- [WRITTEN EXERCISE] Write out the full set of records exactly. Any pictures in them do not belong in the copy.

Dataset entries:
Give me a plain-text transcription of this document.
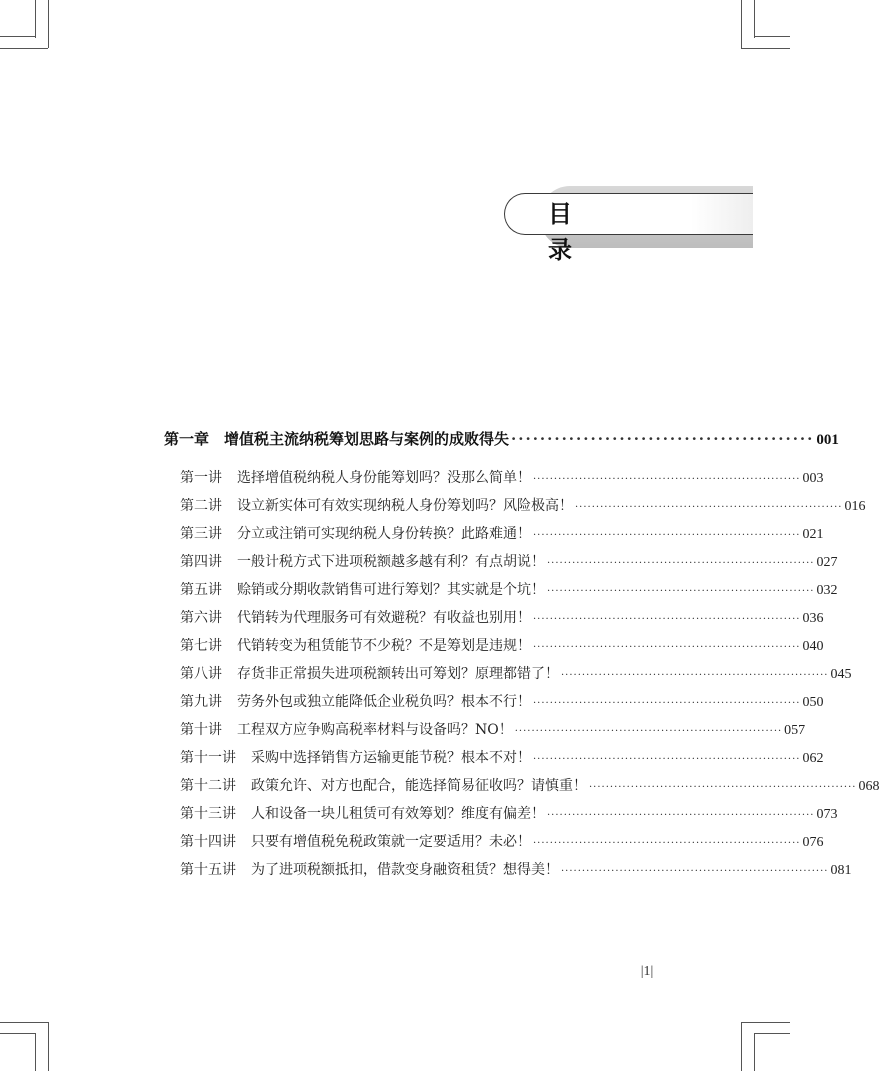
目 录
第一章 增值税主流纳税筹划思路与案例的成败得失 ·········································· 001
第一讲 选择增值税纳税人身份能筹划吗？没那么简单！ ································································ 003
第二讲 设立新实体可有效实现纳税人身份筹划吗？风险极高！ ································································ 016
第三讲 分立或注销可实现纳税人身份转换？此路难通！ ································································ 021
第四讲 一般计税方式下进项税额越多越有利？有点胡说！ ································································ 027
第五讲 赊销或分期收款销售可进行筹划？其实就是个坑！ ································································ 032
第六讲 代销转为代理服务可有效避税？有收益也别用！ ································································ 036
第七讲 代销转变为租赁能节不少税？不是筹划是违规！ ································································ 040
第八讲 存货非正常损失进项税额转出可筹划？原理都错了！ ································································ 045
第九讲 劳务外包或独立能降低企业税负吗？根本不行！ ································································ 050
第十讲 工程双方应争购高税率材料与设备吗？NO！ ································································ 057
第十一讲 采购中选择销售方运输更能节税？根本不对！ ································································ 062
第十二讲 政策允许、对方也配合，能选择简易征收吗？请慎重！ ································································ 068
第十三讲 人和设备一块儿租赁可有效筹划？维度有偏差！ ································································ 073
第十四讲 只要有增值税免税政策就一定要适用？未必！ ································································ 076
第十五讲 为了进项税额抵扣，借款变身融资租赁？想得美！ ································································ 081
|1|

- [REPLY TO THE EXERCISE]
Give me a plain-text transcription of this document.
目 录
第一章 增值税主流纳税筹划思路与案例的成败得失 ·········································· 001
第一讲 选择增值税纳税人身份能筹划吗？没那么简单！ ································································ 003
第二讲 设立新实体可有效实现纳税人身份筹划吗？风险极高！ ································································ 016
第三讲 分立或注销可实现纳税人身份转换？此路难通！ ································································ 021
第四讲 一般计税方式下进项税额越多越有利？有点胡说！ ································································ 027
第五讲 赊销或分期收款销售可进行筹划？其实就是个坑！ ································································ 032
第六讲 代销转为代理服务可有效避税？有收益也别用！ ································································ 036
第七讲 代销转变为租赁能节不少税？不是筹划是违规！ ································································ 040
第八讲 存货非正常损失进项税额转出可筹划？原理都错了！ ································································ 045
第九讲 劳务外包或独立能降低企业税负吗？根本不行！ ································································ 050
第十讲 工程双方应争购高税率材料与设备吗？NO！ ································································ 057
第十一讲 采购中选择销售方运输更能节税？根本不对！ ································································ 062
第十二讲 政策允许、对方也配合，能选择简易征收吗？请慎重！ ································································ 068
第十三讲 人和设备一块儿租赁可有效筹划？维度有偏差！ ································································ 073
第十四讲 只要有增值税免税政策就一定要适用？未必！ ································································ 076
第十五讲 为了进项税额抵扣，借款变身融资租赁？想得美！ ································································ 081
|1|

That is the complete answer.